[Dataset records]

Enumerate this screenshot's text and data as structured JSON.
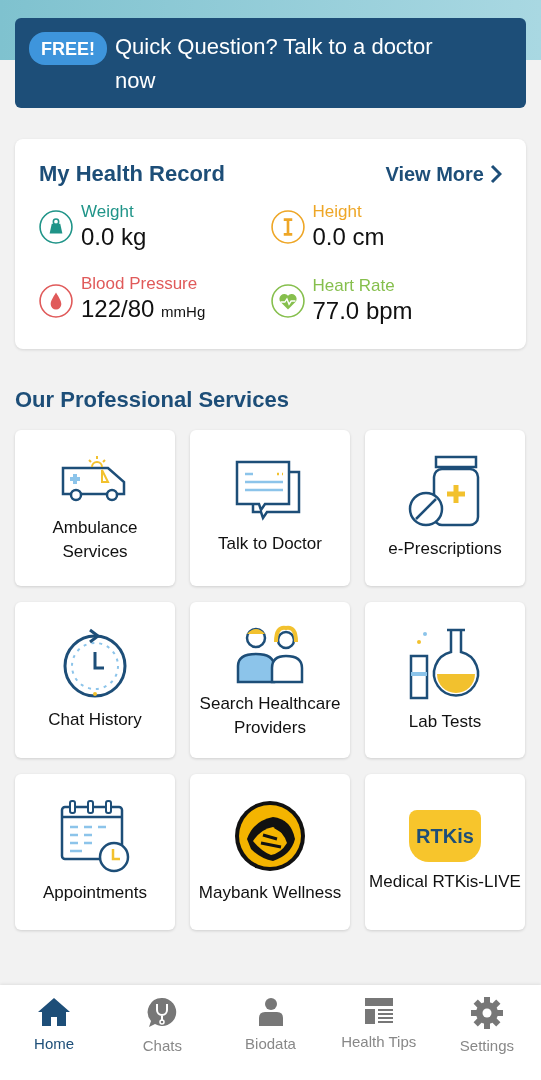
{
  "banner": {
    "badge": "FREE!",
    "text": "Quick Question? Talk to a doctor now"
  },
  "health_record": {
    "title": "My Health Record",
    "link": "View More",
    "metrics": [
      {
        "kind": "weight",
        "label": "Weight",
        "value": "0.0 kg",
        "color": "#1f9488"
      },
      {
        "kind": "height",
        "label": "Height",
        "value": "0.0 cm",
        "color": "#eea626"
      },
      {
        "kind": "blood",
        "label": "Blood Pressure",
        "value": "122/80",
        "unit": "mmHg",
        "color": "#e05a5a"
      },
      {
        "kind": "heart",
        "label": "Heart Rate",
        "value": "77.0 bpm",
        "color": "#86bf4d"
      }
    ]
  },
  "services_title": "Our Professional Services",
  "services": [
    {
      "kind": "ambulance",
      "label": "Ambulance Services"
    },
    {
      "kind": "chat",
      "label": "Talk to Doctor"
    },
    {
      "kind": "pills",
      "label": "e-Prescriptions"
    },
    {
      "kind": "history",
      "label": "Chat History"
    },
    {
      "kind": "doctors",
      "label": "Search Healthcare Providers"
    },
    {
      "kind": "lab",
      "label": "Lab Tests"
    },
    {
      "kind": "calendar",
      "label": "Appointments"
    },
    {
      "kind": "tiger",
      "label": "Maybank Wellness"
    },
    {
      "kind": "rtkis",
      "label": "Medical RTKis-LIVE",
      "logo_text": "RTKis"
    }
  ],
  "nav": [
    {
      "kind": "home",
      "label": "Home",
      "selected": true
    },
    {
      "kind": "chats",
      "label": "Chats",
      "selected": false
    },
    {
      "kind": "person",
      "label": "Biodata",
      "selected": false
    },
    {
      "kind": "tips",
      "label": "Health Tips",
      "selected": false
    },
    {
      "kind": "gear",
      "label": "Settings",
      "selected": false
    }
  ]
}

> _TO BE DONE_: All entries are to be retyped exactly. Omit any embedded images.

> _THE SOLUTION_:
Enumerate this screenshot's text and data as structured JSON.
{
  "banner": {
    "badge": "FREE!",
    "text": "Quick Question? Talk to a doctor now"
  },
  "health_record": {
    "title": "My Health Record",
    "link": "View More",
    "metrics": [
      {
        "kind": "weight",
        "label": "Weight",
        "value": "0.0 kg",
        "color": "#1f9488"
      },
      {
        "kind": "height",
        "label": "Height",
        "value": "0.0 cm",
        "color": "#eea626"
      },
      {
        "kind": "blood",
        "label": "Blood Pressure",
        "value": "122/80",
        "unit": "mmHg",
        "color": "#e05a5a"
      },
      {
        "kind": "heart",
        "label": "Heart Rate",
        "value": "77.0 bpm",
        "color": "#86bf4d"
      }
    ]
  },
  "services_title": "Our Professional Services",
  "services": [
    {
      "kind": "ambulance",
      "label": "Ambulance Services"
    },
    {
      "kind": "chat",
      "label": "Talk to Doctor"
    },
    {
      "kind": "pills",
      "label": "e-Prescriptions"
    },
    {
      "kind": "history",
      "label": "Chat History"
    },
    {
      "kind": "doctors",
      "label": "Search Healthcare Providers"
    },
    {
      "kind": "lab",
      "label": "Lab Tests"
    },
    {
      "kind": "calendar",
      "label": "Appointments"
    },
    {
      "kind": "tiger",
      "label": "Maybank Wellness"
    },
    {
      "kind": "rtkis",
      "label": "Medical RTKis-LIVE",
      "logo_text": "RTKis"
    }
  ],
  "nav": [
    {
      "kind": "home",
      "label": "Home",
      "selected": true
    },
    {
      "kind": "chats",
      "label": "Chats",
      "selected": false
    },
    {
      "kind": "person",
      "label": "Biodata",
      "selected": false
    },
    {
      "kind": "tips",
      "label": "Health Tips",
      "selected": false
    },
    {
      "kind": "gear",
      "label": "Settings",
      "selected": false
    }
  ]
}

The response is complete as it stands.